- WRITTEN PROBLEM: Please copy all the lines that follow, word for word.

- EXTRACTED RECORDS:
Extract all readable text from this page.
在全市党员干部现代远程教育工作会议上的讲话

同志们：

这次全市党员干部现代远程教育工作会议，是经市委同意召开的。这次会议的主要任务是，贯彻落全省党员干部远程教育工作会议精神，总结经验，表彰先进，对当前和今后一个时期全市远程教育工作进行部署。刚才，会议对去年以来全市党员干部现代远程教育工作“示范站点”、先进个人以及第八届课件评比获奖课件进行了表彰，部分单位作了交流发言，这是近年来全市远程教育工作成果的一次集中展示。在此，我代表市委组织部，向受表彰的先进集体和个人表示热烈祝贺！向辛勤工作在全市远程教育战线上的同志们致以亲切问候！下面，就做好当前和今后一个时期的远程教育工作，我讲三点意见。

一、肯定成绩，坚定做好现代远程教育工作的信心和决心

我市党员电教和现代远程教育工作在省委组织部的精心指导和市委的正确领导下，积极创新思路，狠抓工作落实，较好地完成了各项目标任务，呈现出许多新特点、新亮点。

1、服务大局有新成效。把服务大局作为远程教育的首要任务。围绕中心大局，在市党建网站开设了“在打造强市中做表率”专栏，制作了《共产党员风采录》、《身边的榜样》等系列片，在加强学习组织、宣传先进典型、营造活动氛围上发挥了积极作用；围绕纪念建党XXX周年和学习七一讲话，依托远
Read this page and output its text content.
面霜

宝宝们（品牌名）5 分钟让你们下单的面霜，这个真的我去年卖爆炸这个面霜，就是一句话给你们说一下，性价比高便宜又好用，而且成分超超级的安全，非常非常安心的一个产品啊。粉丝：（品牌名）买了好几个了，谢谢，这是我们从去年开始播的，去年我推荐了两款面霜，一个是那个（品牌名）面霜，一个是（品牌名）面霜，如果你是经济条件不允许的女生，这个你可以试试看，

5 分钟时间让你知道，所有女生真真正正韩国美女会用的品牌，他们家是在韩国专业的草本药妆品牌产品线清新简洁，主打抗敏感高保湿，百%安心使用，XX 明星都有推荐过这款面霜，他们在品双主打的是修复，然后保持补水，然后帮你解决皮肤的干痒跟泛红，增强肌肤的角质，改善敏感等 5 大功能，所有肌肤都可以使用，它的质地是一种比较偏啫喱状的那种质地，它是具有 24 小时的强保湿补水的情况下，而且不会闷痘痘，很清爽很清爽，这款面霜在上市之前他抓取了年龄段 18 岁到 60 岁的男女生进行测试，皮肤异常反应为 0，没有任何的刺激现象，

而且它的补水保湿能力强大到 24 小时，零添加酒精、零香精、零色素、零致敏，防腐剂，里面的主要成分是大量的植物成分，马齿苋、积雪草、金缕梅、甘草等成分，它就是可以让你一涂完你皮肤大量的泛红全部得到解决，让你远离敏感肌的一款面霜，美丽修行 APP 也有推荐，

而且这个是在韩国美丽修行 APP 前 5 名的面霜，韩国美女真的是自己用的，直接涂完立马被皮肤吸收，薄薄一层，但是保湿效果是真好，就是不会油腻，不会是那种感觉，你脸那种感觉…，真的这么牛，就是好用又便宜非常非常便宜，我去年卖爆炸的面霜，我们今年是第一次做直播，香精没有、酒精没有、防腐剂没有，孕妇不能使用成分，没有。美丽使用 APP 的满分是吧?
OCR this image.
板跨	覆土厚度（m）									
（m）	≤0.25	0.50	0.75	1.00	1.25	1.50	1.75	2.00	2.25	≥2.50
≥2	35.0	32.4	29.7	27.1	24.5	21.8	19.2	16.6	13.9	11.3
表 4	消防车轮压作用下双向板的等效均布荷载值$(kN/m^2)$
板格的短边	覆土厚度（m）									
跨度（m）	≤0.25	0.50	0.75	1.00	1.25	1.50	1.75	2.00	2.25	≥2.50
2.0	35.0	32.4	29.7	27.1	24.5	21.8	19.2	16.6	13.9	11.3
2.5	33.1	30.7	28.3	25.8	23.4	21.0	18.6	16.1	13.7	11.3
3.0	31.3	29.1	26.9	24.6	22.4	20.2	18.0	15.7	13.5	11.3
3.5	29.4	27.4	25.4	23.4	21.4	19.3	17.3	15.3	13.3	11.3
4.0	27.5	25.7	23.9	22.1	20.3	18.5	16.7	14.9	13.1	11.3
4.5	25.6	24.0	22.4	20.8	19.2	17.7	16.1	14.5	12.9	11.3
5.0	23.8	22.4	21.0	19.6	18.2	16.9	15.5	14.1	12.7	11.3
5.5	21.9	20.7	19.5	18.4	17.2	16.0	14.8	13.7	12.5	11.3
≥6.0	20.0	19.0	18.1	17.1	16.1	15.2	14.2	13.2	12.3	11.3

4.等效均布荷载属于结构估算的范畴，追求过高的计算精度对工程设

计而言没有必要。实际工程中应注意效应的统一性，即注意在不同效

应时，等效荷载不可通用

- WRITTEN REPLY:
Extract all readable text from this page.
在全市党员干部现代远程教育工作会议上的讲话

同志们：

这次全市党员干部现代远程教育工作会议，是经市委同意召开的。这次会议的主要任务是，贯彻落全省党员干部远程教育工作会议精神，总结经验，表彰先进，对当前和今后一个时期全市远程教育工作进行部署。刚才，会议对去年以来全市党员干部现代远程教育工作“示范站点”、先进个人以及第八届课件评比获奖课件进行了表彰，部分单位作了交流发言，这是近年来全市远程教育工作成果的一次集中展示。在此，我代表市委组织部，向受表彰的先进集体和个人表示热烈祝贺！向辛勤工作在全市远程教育战线上的同志们致以亲切问候！下面，就做好当前和今后一个时期的远程教育工作，我讲三点意见。

一、肯定成绩，坚定做好现代远程教育工作的信心和决心

我市党员电教和现代远程教育工作在省委组织部的精心指导和市委的正确领导下，积极创新思路，狠抓工作落实，较好地完成了各项目标任务，呈现出许多新特点、新亮点。

1、服务大局有新成效。把服务大局作为远程教育的首要任务。围绕中心大局，在市党建网站开设了“在打造强市中做表率”专栏，制作了《共产党员风采录》、《身边的榜样》等系列片，在加强学习组织、宣传先进典型、营造活动氛围上发挥了积极作用；围绕纪念建党XXX周年和学习七一讲话，依托远
Read this page and output its text content.
面霜

宝宝们（品牌名）5 分钟让你们下单的面霜，这个真的我去年卖爆炸这个面霜，就是一句话给你们说一下，性价比高便宜又好用，而且成分超超级的安全，非常非常安心的一个产品啊。粉丝：（品牌名）买了好几个了，谢谢，这是我们从去年开始播的，去年我推荐了两款面霜，一个是那个（品牌名）面霜，一个是（品牌名）面霜，如果你是经济条件不允许的女生，这个你可以试试看，

5 分钟时间让你知道，所有女生真真正正韩国美女会用的品牌，他们家是在韩国专业的草本药妆品牌产品线清新简洁，主打抗敏感高保湿，百%安心使用，XX 明星都有推荐过这款面霜，他们在品双主打的是修复，然后保持补水，然后帮你解决皮肤的干痒跟泛红，增强肌肤的角质，改善敏感等 5 大功能，所有肌肤都可以使用，它的质地是一种比较偏啫喱状的那种质地，它是具有 24 小时的强保湿补水的情况下，而且不会闷痘痘，很清爽很清爽，这款面霜在上市之前他抓取了年龄段 18 岁到 60 岁的男女生进行测试，皮肤异常反应为 0，没有任何的刺激现象，

而且它的补水保湿能力强大到 24 小时，零添加酒精、零香精、零色素、零致敏，防腐剂，里面的主要成分是大量的植物成分，马齿苋、积雪草、金缕梅、甘草等成分，它就是可以让你一涂完你皮肤大量的泛红全部得到解决，让你远离敏感肌的一款面霜，美丽修行 APP 也有推荐，

而且这个是在韩国美丽修行 APP 前 5 名的面霜，韩国美女真的是自己用的，直接涂完立马被皮肤吸收，薄薄一层，但是保湿效果是真好，就是不会油腻，不会是那种感觉，你脸那种感觉…，真的这么牛，就是好用又便宜非常非常便宜，我去年卖爆炸的面霜，我们今年是第一次做直播，香精没有、酒精没有、防腐剂没有，孕妇不能使用成分，没有。美丽使用 APP 的满分是吧?
OCR this image.
板跨	覆土厚度（m）									
（m）	≤0.25	0.50	0.75	1.00	1.25	1.50	1.75	2.00	2.25	≥2.50
≥2	35.0	32.4	29.7	27.1	24.5	21.8	19.2	16.6	13.9	11.3
表 4	消防车轮压作用下双向板的等效均布荷载值$(kN/m^2)$
板格的短边	覆土厚度（m）									
跨度（m）	≤0.25	0.50	0.75	1.00	1.25	1.50	1.75	2.00	2.25	≥2.50
2.0	35.0	32.4	29.7	27.1	24.5	21.8	19.2	16.6	13.9	11.3
2.5	33.1	30.7	28.3	25.8	23.4	21.0	18.6	16.1	13.7	11.3
3.0	31.3	29.1	26.9	24.6	22.4	20.2	18.0	15.7	13.5	11.3
3.5	29.4	27.4	25.4	23.4	21.4	19.3	17.3	15.3	13.3	11.3
4.0	27.5	25.7	23.9	22.1	20.3	18.5	16.7	14.9	13.1	11.3
4.5	25.6	24.0	22.4	20.8	19.2	17.7	16.1	14.5	12.9	11.3
5.0	23.8	22.4	21.0	19.6	18.2	16.9	15.5	14.1	12.7	11.3
5.5	21.9	20.7	19.5	18.4	17.2	16.0	14.8	13.7	12.5	11.3
≥6.0	20.0	19.0	18.1	17.1	16.1	15.2	14.2	13.2	12.3	11.3

4.等效均布荷载属于结构估算的范畴，追求过高的计算精度对工程设

计而言没有必要。实际工程中应注意效应的统一性，即注意在不同效

应时，等效荷载不可通用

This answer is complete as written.